## Begin Record extracts

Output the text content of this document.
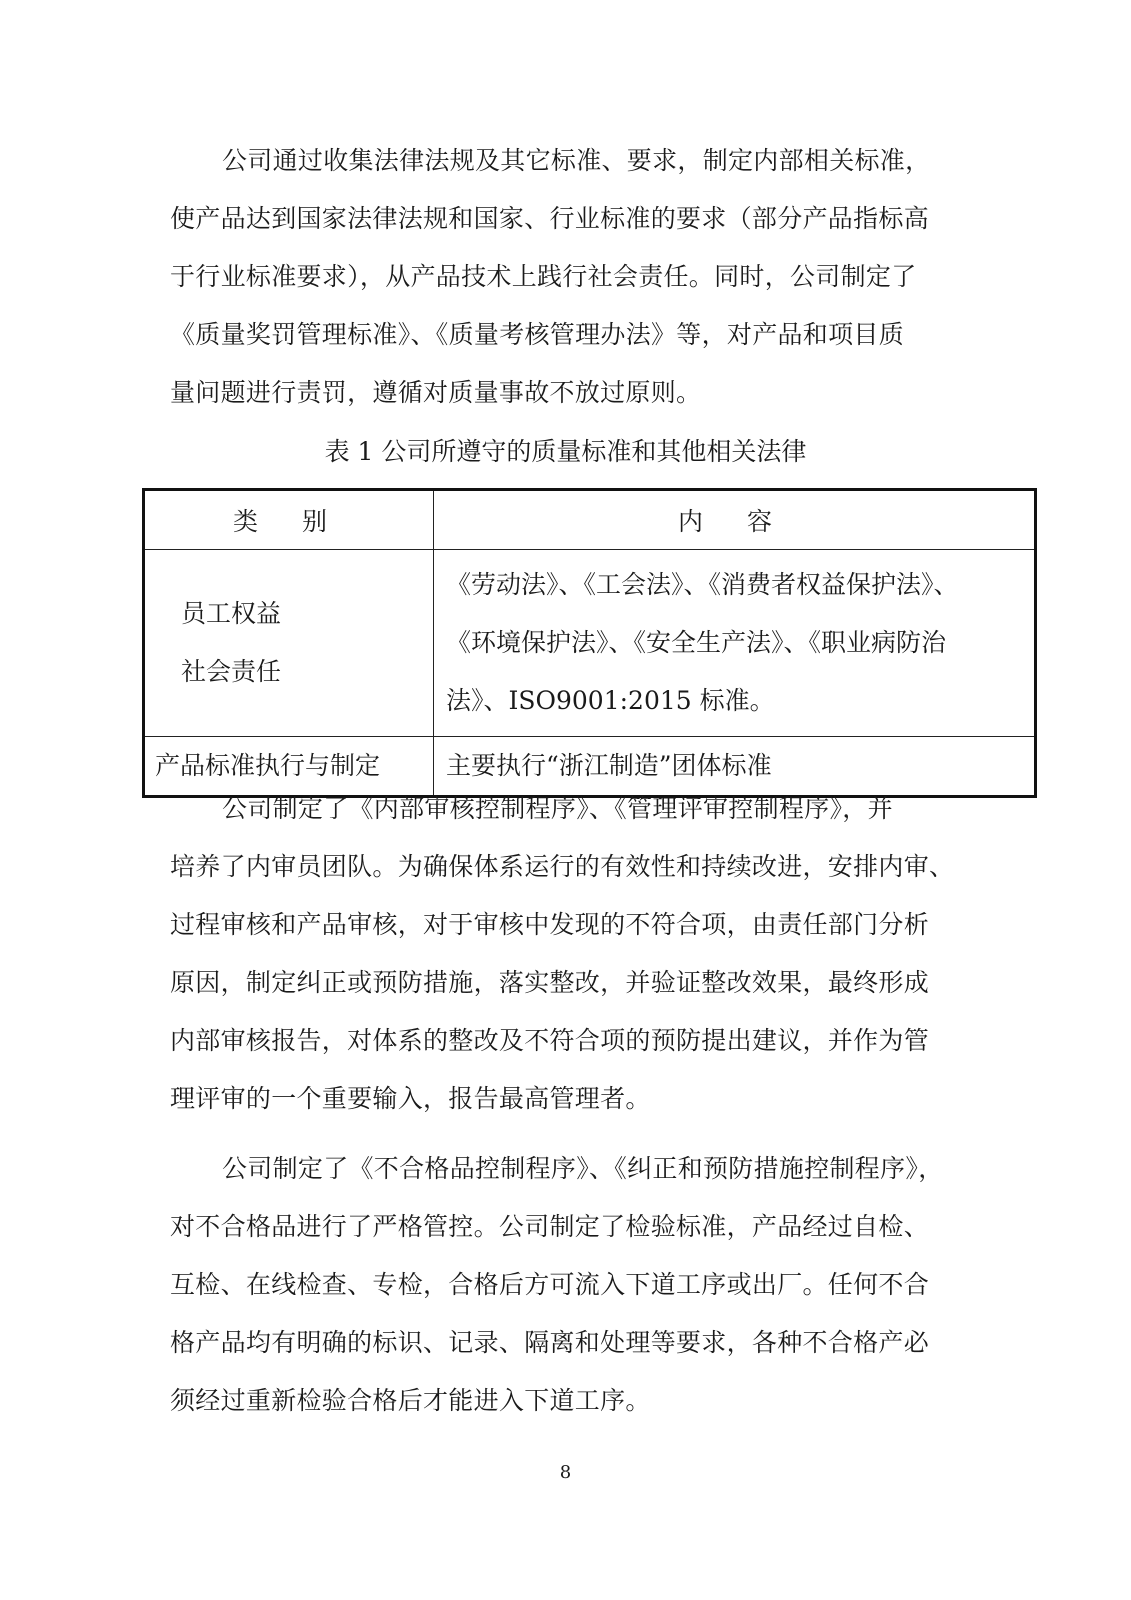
公司通过收集法律法规及其它标准、要求，制定内部相关标准，
使产品达到国家法律法规和国家、行业标准的要求（部分产品指标高
于行业标准要求），从产品技术上践行社会责任。同时，公司制定了
《质量奖罚管理标准》、《质量考核管理办法》等，对产品和项目质
量问题进行责罚，遵循对质量事故不放过原则。
表 1 公司所遵守的质量标准和其他相关法律
类 别	内 容

员工权益
社会责任	《劳动法》、《工会法》、《消费者权益保护法》、
《环境保护法》、《安全生产法》、《职业病防治
法》、ISO9001:2015 标准。

产品标准执行与制定	主要执行“浙江制造”团体标准
公司制定了《内部审核控制程序》、《管理评审控制程序》，并
培养了内审员团队。为确保体系运行的有效性和持续改进，安排内审、
过程审核和产品审核，对于审核中发现的不符合项，由责任部门分析
原因，制定纠正或预防措施，落实整改，并验证整改效果，最终形成
内部审核报告，对体系的整改及不符合项的预防提出建议，并作为管
理评审的一个重要输入，报告最高管理者。
公司制定了《不合格品控制程序》、《纠正和预防措施控制程序》，
对不合格品进行了严格管控。公司制定了检验标准，产品经过自检、
互检、在线检查、专检，合格后方可流入下道工序或出厂。任何不合
格产品均有明确的标识、记录、隔离和处理等要求，各种不合格产必
须经过重新检验合格后才能进入下道工序。
8
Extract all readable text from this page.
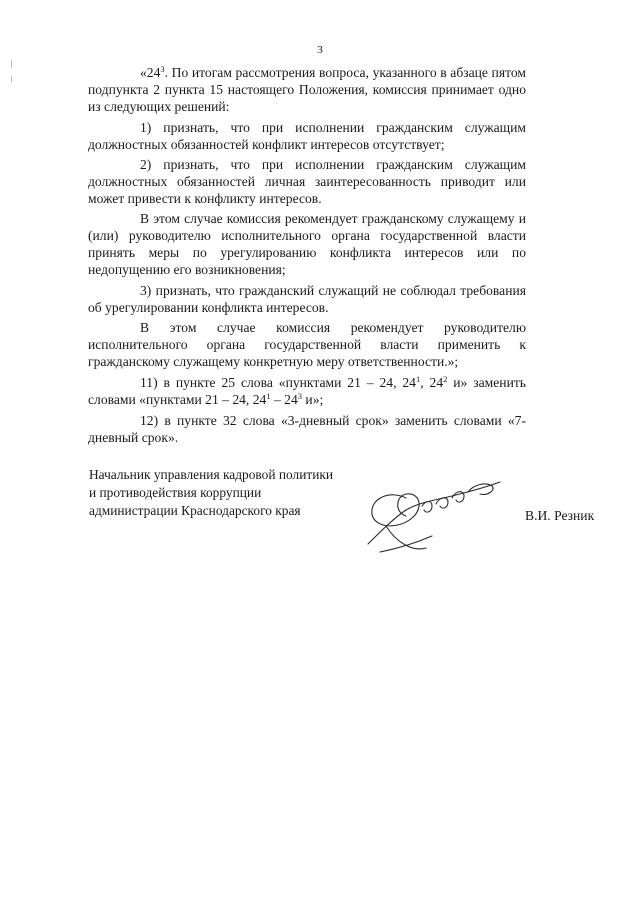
3

«$24^3$. По итогам рассмотрения вопроса, указанного в абзаце пятом подпункта 2 пункта 15 настоящего Положения, комиссия принимает одно из следующих решений:

1) признать, что при исполнении гражданским служащим должностных обязанностей конфликт интересов отсутствует;

2) признать, что при исполнении гражданским служащим должностных обязанностей личная заинтересованность приводит или может привести к конфликту интересов.

В этом случае комиссия рекомендует гражданскому служащему и (или) руководителю исполнительного органа государственной власти принять меры по урегулированию конфликта интересов или по недопущению его возникновения;

3) признать, что гражданский служащий не соблюдал требования об урегулировании конфликта интересов.

В этом случае комиссия рекомендует руководителю исполнительного органа государственной власти применить к гражданскому служащему конкретную меру ответственности.»;

11) в пункте 25 слова «пунктами 21 – 24, $24^1$, $24^2$ и» заменить словами «пунктами 21 – 24, $24^1 - 24^3$ и»;

12) в пункте 32 слова «3-дневный срок» заменить словами «7-дневный срок».

Начальник управления кадровой политики
и противодействия коррупции
администрации Краснодарского края	В.И. Резник
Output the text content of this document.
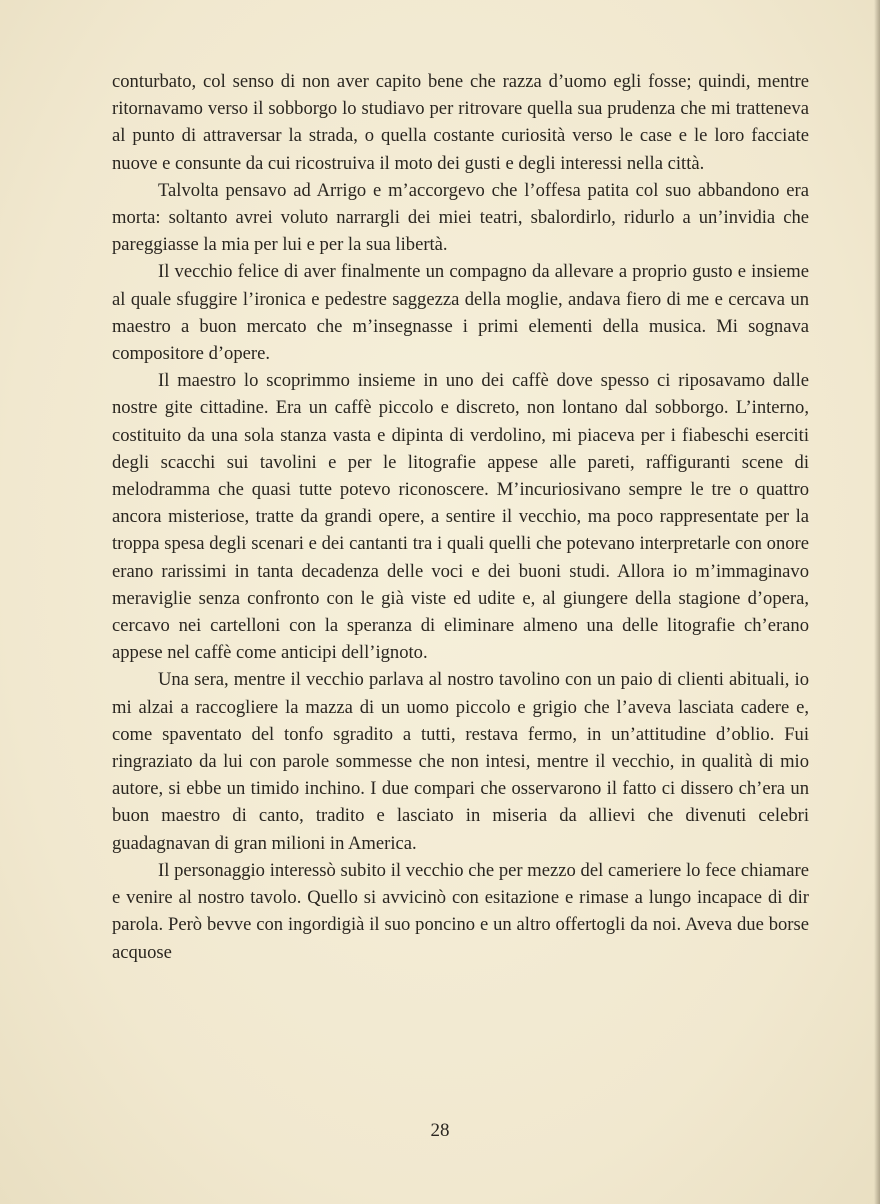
conturbato, col senso di non aver capito bene che razza d’uomo egli fosse; quindi, mentre ritornavamo verso il sobborgo lo studiavo per ritrovare quella sua prudenza che mi tratteneva al punto di attraversar la strada, o quella costante curiosità verso le case e le loro facciate nuove e consunte da cui ricostruiva il moto dei gusti e degli interessi nella città.

Talvolta pensavo ad Arrigo e m’accorgevo che l’offesa patita col suo abbandono era morta: soltanto avrei voluto narrargli dei miei teatri, sbalordirlo, ridurlo a un’invidia che pareggiasse la mia per lui e per la sua libertà.

Il vecchio felice di aver finalmente un compagno da allevare a proprio gusto e insieme al quale sfuggire l’ironica e pedestre saggezza della moglie, andava fiero di me e cercava un maestro a buon mercato che m’insegnasse i primi elementi della musica. Mi sognava compositore d’opere.

Il maestro lo scoprimmo insieme in uno dei caffè dove spesso ci riposavamo dalle nostre gite cittadine. Era un caffè piccolo e discreto, non lontano dal sobborgo. L’interno, costituito da una sola stanza vasta e dipinta di verdolino, mi piaceva per i fiabeschi eserciti degli scacchi sui tavolini e per le litografie appese alle pareti, raffiguranti scene di melodramma che quasi tutte potevo riconoscere. M’incuriosivano sempre le tre o quattro ancora misteriose, tratte da grandi opere, a sentire il vecchio, ma poco rappresentate per la troppa spesa degli scenari e dei cantanti tra i quali quelli che potevano interpretarle con onore erano rarissimi in tanta decadenza delle voci e dei buoni studi. Allora io m’immaginavo meraviglie senza confronto con le già viste ed udite e, al giungere della stagione d’opera, cercavo nei cartelloni con la speranza di eliminare almeno una delle litografie ch’erano appese nel caffè come anticipi dell’ignoto.

Una sera, mentre il vecchio parlava al nostro tavolino con un paio di clienti abituali, io mi alzai a raccogliere la mazza di un uomo piccolo e grigio che l’aveva lasciata cadere e, come spaventato del tonfo sgradito a tutti, restava fermo, in un’attitudine d’oblio. Fui ringraziato da lui con parole sommesse che non intesi, mentre il vecchio, in qualità di mio autore, si ebbe un timido inchino. I due compari che osservarono il fatto ci dissero ch’era un buon maestro di canto, tradito e lasciato in miseria da allievi che divenuti celebri guadagnavan di gran milioni in America.

Il personaggio interessò subito il vecchio che per mezzo del cameriere lo fece chiamare e venire al nostro tavolo. Quello si avvicinò con esitazione e rimase a lungo incapace di dir parola. Però bevve con ingordigià il suo poncino e un altro offertogli da noi. Aveva due borse acquose

28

## End Record extracts

- [Exercise details]
Go through the data above and transcribe it in full, omitting any image.

- [Result of the task]
Output the text content of this document.
公司通过收集法律法规及其它标准、要求，制定内部相关标准，
使产品达到国家法律法规和国家、行业标准的要求（部分产品指标高
于行业标准要求），从产品技术上践行社会责任。同时，公司制定了
《质量奖罚管理标准》、《质量考核管理办法》等，对产品和项目质
量问题进行责罚，遵循对质量事故不放过原则。
表 1 公司所遵守的质量标准和其他相关法律
类 别	内 容

员工权益
社会责任	《劳动法》、《工会法》、《消费者权益保护法》、
《环境保护法》、《安全生产法》、《职业病防治
法》、ISO9001:2015 标准。

产品标准执行与制定	主要执行“浙江制造”团体标准
公司制定了《内部审核控制程序》、《管理评审控制程序》，并
培养了内审员团队。为确保体系运行的有效性和持续改进，安排内审、
过程审核和产品审核，对于审核中发现的不符合项，由责任部门分析
原因，制定纠正或预防措施，落实整改，并验证整改效果，最终形成
内部审核报告，对体系的整改及不符合项的预防提出建议，并作为管
理评审的一个重要输入，报告最高管理者。
公司制定了《不合格品控制程序》、《纠正和预防措施控制程序》，
对不合格品进行了严格管控。公司制定了检验标准，产品经过自检、
互检、在线检查、专检，合格后方可流入下道工序或出厂。任何不合
格产品均有明确的标识、记录、隔离和处理等要求，各种不合格产必
须经过重新检验合格后才能进入下道工序。
8
Extract all readable text from this page.
3

«$24^3$. По итогам рассмотрения вопроса, указанного в абзаце пятом подпункта 2 пункта 15 настоящего Положения, комиссия принимает одно из следующих решений:

1) признать, что при исполнении гражданским служащим должностных обязанностей конфликт интересов отсутствует;

2) признать, что при исполнении гражданским служащим должностных обязанностей личная заинтересованность приводит или может привести к конфликту интересов.

В этом случае комиссия рекомендует гражданскому служащему и (или) руководителю исполнительного органа государственной власти принять меры по урегулированию конфликта интересов или по недопущению его возникновения;

3) признать, что гражданский служащий не соблюдал требования об урегулировании конфликта интересов.

В этом случае комиссия рекомендует руководителю исполнительного органа государственной власти применить к гражданскому служащему конкретную меру ответственности.»;

11) в пункте 25 слова «пунктами 21 – 24, $24^1$, $24^2$ и» заменить словами «пунктами 21 – 24, $24^1 - 24^3$ и»;

12) в пункте 32 слова «3-дневный срок» заменить словами «7-дневный срок».

Начальник управления кадровой политики
и противодействия коррупции
администрации Краснодарского края	В.И. Резник
Output the text content of this document.
conturbato, col senso di non aver capito bene che razza d’uomo egli fosse; quindi, mentre ritornavamo verso il sobborgo lo studiavo per ritrovare quella sua prudenza che mi tratteneva al punto di attraversar la strada, o quella costante curiosità verso le case e le loro facciate nuove e consunte da cui ricostruiva il moto dei gusti e degli interessi nella città.

Talvolta pensavo ad Arrigo e m’accorgevo che l’offesa patita col suo abbandono era morta: soltanto avrei voluto narrargli dei miei teatri, sbalordirlo, ridurlo a un’invidia che pareggiasse la mia per lui e per la sua libertà.

Il vecchio felice di aver finalmente un compagno da allevare a proprio gusto e insieme al quale sfuggire l’ironica e pedestre saggezza della moglie, andava fiero di me e cercava un maestro a buon mercato che m’insegnasse i primi elementi della musica. Mi sognava compositore d’opere.

Il maestro lo scoprimmo insieme in uno dei caffè dove spesso ci riposavamo dalle nostre gite cittadine. Era un caffè piccolo e discreto, non lontano dal sobborgo. L’interno, costituito da una sola stanza vasta e dipinta di verdolino, mi piaceva per i fiabeschi eserciti degli scacchi sui tavolini e per le litografie appese alle pareti, raffiguranti scene di melodramma che quasi tutte potevo riconoscere. M’incuriosivano sempre le tre o quattro ancora misteriose, tratte da grandi opere, a sentire il vecchio, ma poco rappresentate per la troppa spesa degli scenari e dei cantanti tra i quali quelli che potevano interpretarle con onore erano rarissimi in tanta decadenza delle voci e dei buoni studi. Allora io m’immaginavo meraviglie senza confronto con le già viste ed udite e, al giungere della stagione d’opera, cercavo nei cartelloni con la speranza di eliminare almeno una delle litografie ch’erano appese nel caffè come anticipi dell’ignoto.

Una sera, mentre il vecchio parlava al nostro tavolino con un paio di clienti abituali, io mi alzai a raccogliere la mazza di un uomo piccolo e grigio che l’aveva lasciata cadere e, come spaventato del tonfo sgradito a tutti, restava fermo, in un’attitudine d’oblio. Fui ringraziato da lui con parole sommesse che non intesi, mentre il vecchio, in qualità di mio autore, si ebbe un timido inchino. I due compari che osservarono il fatto ci dissero ch’era un buon maestro di canto, tradito e lasciato in miseria da allievi che divenuti celebri guadagnavan di gran milioni in America.

Il personaggio interessò subito il vecchio che per mezzo del cameriere lo fece chiamare e venire al nostro tavolo. Quello si avvicinò con esitazione e rimase a lungo incapace di dir parola. Però bevve con ingordigià il suo poncino e un altro offertogli da noi. Aveva due borse acquose

28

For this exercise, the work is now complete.